== TASK DESCRIPTION ==
Find the lines that include the string "район" and report how many there are. Give no other text.

== DATA EXTRACT ==
- - - - -
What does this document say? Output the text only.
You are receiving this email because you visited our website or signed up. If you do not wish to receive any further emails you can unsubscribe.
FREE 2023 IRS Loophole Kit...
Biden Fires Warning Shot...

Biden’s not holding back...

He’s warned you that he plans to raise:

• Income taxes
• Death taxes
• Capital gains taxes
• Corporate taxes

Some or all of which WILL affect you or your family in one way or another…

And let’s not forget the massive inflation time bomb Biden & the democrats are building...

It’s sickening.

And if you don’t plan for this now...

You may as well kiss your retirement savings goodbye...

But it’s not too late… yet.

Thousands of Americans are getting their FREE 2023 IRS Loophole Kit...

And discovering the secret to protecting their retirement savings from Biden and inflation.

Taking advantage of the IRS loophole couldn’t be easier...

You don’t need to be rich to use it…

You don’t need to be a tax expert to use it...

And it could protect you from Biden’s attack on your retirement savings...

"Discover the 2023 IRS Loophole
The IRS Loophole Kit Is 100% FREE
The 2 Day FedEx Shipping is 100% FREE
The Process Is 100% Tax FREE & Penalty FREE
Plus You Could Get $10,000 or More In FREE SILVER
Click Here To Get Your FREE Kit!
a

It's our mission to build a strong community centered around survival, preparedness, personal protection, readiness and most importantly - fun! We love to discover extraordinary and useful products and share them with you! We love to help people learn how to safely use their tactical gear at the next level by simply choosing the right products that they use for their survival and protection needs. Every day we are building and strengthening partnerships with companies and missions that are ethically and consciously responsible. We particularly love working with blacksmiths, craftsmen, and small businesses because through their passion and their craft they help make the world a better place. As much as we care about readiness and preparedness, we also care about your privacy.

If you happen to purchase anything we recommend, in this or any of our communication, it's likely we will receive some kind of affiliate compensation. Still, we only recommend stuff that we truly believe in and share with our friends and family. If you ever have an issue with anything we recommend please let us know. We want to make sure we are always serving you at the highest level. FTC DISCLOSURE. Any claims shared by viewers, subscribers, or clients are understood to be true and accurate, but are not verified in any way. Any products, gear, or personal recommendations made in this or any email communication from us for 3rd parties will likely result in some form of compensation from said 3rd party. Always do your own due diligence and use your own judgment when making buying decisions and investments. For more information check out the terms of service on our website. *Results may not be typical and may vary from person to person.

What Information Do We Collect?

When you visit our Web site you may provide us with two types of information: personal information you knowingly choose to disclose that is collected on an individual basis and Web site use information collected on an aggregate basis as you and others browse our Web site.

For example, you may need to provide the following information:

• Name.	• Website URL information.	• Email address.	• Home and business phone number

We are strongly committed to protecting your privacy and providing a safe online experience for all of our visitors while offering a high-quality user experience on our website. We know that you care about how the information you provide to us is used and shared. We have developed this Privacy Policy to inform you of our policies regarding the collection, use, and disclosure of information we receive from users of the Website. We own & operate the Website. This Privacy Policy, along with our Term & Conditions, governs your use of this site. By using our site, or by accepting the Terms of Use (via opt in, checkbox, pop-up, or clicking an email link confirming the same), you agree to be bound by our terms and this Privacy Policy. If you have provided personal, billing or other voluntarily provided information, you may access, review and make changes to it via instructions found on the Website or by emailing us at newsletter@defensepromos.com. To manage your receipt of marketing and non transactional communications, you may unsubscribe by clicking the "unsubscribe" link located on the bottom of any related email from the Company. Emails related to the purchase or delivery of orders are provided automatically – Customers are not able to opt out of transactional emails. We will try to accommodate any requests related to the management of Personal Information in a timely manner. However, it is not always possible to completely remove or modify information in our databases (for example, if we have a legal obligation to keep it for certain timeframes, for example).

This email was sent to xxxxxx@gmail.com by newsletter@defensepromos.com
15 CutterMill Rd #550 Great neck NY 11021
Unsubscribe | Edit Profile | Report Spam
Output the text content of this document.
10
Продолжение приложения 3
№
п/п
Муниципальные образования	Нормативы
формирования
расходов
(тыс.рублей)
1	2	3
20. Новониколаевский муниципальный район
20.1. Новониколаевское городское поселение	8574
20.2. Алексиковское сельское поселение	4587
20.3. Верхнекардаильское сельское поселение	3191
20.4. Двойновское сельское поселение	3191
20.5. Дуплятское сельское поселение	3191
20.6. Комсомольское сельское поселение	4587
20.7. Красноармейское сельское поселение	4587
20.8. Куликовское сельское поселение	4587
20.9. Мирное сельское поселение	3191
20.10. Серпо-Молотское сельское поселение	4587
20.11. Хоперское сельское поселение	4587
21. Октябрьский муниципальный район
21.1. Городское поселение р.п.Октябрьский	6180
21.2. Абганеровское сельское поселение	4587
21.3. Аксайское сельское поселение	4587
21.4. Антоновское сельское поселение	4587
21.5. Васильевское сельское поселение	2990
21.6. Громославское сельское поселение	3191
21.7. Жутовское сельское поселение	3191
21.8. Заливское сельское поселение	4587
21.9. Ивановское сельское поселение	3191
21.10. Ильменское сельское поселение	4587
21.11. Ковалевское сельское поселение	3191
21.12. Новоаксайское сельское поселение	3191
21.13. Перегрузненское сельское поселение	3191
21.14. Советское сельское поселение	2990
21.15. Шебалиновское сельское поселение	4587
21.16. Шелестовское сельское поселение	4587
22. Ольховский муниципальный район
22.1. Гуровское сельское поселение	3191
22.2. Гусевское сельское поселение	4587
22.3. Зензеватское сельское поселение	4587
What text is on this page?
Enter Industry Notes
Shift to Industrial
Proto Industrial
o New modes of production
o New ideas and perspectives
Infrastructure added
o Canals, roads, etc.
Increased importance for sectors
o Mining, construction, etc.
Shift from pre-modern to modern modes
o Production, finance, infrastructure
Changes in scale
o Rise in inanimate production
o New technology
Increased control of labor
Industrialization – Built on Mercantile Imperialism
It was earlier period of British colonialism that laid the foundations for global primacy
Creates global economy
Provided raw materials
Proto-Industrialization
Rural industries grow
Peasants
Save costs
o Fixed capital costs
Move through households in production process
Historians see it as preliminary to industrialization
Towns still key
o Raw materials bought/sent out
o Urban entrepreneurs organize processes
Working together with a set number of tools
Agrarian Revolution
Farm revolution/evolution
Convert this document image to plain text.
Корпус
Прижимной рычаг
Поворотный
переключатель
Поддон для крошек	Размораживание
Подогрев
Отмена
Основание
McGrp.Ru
- - - - -
== RESULT FOR THIS TASK ==
3